_Task brief_
Would you write out the entries below, every one of them, exactly?

● ● ● ● ●

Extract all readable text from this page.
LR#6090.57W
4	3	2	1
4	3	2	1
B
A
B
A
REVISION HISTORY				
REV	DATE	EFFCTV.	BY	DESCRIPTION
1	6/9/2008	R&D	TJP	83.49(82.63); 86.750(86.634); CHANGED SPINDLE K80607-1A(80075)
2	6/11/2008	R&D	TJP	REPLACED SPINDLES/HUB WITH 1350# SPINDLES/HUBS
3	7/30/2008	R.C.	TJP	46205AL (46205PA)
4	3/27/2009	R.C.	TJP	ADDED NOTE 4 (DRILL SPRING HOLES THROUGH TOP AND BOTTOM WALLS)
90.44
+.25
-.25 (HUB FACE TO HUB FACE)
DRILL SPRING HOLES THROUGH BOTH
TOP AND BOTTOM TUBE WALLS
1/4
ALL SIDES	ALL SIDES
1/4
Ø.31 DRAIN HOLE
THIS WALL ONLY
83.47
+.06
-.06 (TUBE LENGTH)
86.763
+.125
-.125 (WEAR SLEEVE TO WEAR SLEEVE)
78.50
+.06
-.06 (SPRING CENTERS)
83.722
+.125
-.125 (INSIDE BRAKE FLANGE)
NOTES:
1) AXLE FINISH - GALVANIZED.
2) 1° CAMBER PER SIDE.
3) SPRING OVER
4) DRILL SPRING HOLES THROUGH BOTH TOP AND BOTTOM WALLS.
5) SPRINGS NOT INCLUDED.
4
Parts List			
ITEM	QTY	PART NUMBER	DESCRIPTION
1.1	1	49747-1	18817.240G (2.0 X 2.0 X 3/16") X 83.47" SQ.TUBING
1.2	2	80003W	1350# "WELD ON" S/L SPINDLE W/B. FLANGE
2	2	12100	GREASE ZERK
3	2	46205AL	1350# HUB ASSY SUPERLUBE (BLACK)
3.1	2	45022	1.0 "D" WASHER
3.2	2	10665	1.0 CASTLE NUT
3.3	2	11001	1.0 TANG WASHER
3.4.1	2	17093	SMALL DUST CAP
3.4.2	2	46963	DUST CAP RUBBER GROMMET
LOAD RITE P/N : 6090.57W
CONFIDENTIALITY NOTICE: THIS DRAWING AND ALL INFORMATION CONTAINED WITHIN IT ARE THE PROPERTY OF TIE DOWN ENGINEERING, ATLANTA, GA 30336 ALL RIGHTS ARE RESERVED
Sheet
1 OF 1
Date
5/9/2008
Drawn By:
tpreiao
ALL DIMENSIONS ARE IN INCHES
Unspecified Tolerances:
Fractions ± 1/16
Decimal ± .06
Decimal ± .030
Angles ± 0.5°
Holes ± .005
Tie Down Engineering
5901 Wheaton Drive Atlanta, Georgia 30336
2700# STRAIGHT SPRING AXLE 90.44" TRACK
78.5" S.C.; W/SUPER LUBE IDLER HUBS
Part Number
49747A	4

● ● ● ● ●

_Result of this task_
Extract all readable text from this page.
LR#6090.57W
4	3	2	1
4	3	2	1
B
A
B
A
REVISION HISTORY				
REV	DATE	EFFCTV.	BY	DESCRIPTION
1	6/9/2008	R&D	TJP	83.49(82.63); 86.750(86.634); CHANGED SPINDLE K80607-1A(80075)
2	6/11/2008	R&D	TJP	REPLACED SPINDLES/HUB WITH 1350# SPINDLES/HUBS
3	7/30/2008	R.C.	TJP	46205AL (46205PA)
4	3/27/2009	R.C.	TJP	ADDED NOTE 4 (DRILL SPRING HOLES THROUGH TOP AND BOTTOM WALLS)
90.44
+.25
-.25 (HUB FACE TO HUB FACE)
DRILL SPRING HOLES THROUGH BOTH
TOP AND BOTTOM TUBE WALLS
1/4
ALL SIDES	ALL SIDES
1/4
Ø.31 DRAIN HOLE
THIS WALL ONLY
83.47
+.06
-.06 (TUBE LENGTH)
86.763
+.125
-.125 (WEAR SLEEVE TO WEAR SLEEVE)
78.50
+.06
-.06 (SPRING CENTERS)
83.722
+.125
-.125 (INSIDE BRAKE FLANGE)
NOTES:
1) AXLE FINISH - GALVANIZED.
2) 1° CAMBER PER SIDE.
3) SPRING OVER
4) DRILL SPRING HOLES THROUGH BOTH TOP AND BOTTOM WALLS.
5) SPRINGS NOT INCLUDED.
4
Parts List			
ITEM	QTY	PART NUMBER	DESCRIPTION
1.1	1	49747-1	18817.240G (2.0 X 2.0 X 3/16") X 83.47" SQ.TUBING
1.2	2	80003W	1350# "WELD ON" S/L SPINDLE W/B. FLANGE
2	2	12100	GREASE ZERK
3	2	46205AL	1350# HUB ASSY SUPERLUBE (BLACK)
3.1	2	45022	1.0 "D" WASHER
3.2	2	10665	1.0 CASTLE NUT
3.3	2	11001	1.0 TANG WASHER
3.4.1	2	17093	SMALL DUST CAP
3.4.2	2	46963	DUST CAP RUBBER GROMMET
LOAD RITE P/N : 6090.57W
CONFIDENTIALITY NOTICE: THIS DRAWING AND ALL INFORMATION CONTAINED WITHIN IT ARE THE PROPERTY OF TIE DOWN ENGINEERING, ATLANTA, GA 30336 ALL RIGHTS ARE RESERVED
Sheet
1 OF 1
Date
5/9/2008
Drawn By:
tpreiao
ALL DIMENSIONS ARE IN INCHES
Unspecified Tolerances:
Fractions ± 1/16
Decimal ± .06
Decimal ± .030
Angles ± 0.5°
Holes ± .005
Tie Down Engineering
5901 Wheaton Drive Atlanta, Georgia 30336
2700# STRAIGHT SPRING AXLE 90.44" TRACK
78.5" S.C.; W/SUPER LUBE IDLER HUBS
Part Number
49747A	4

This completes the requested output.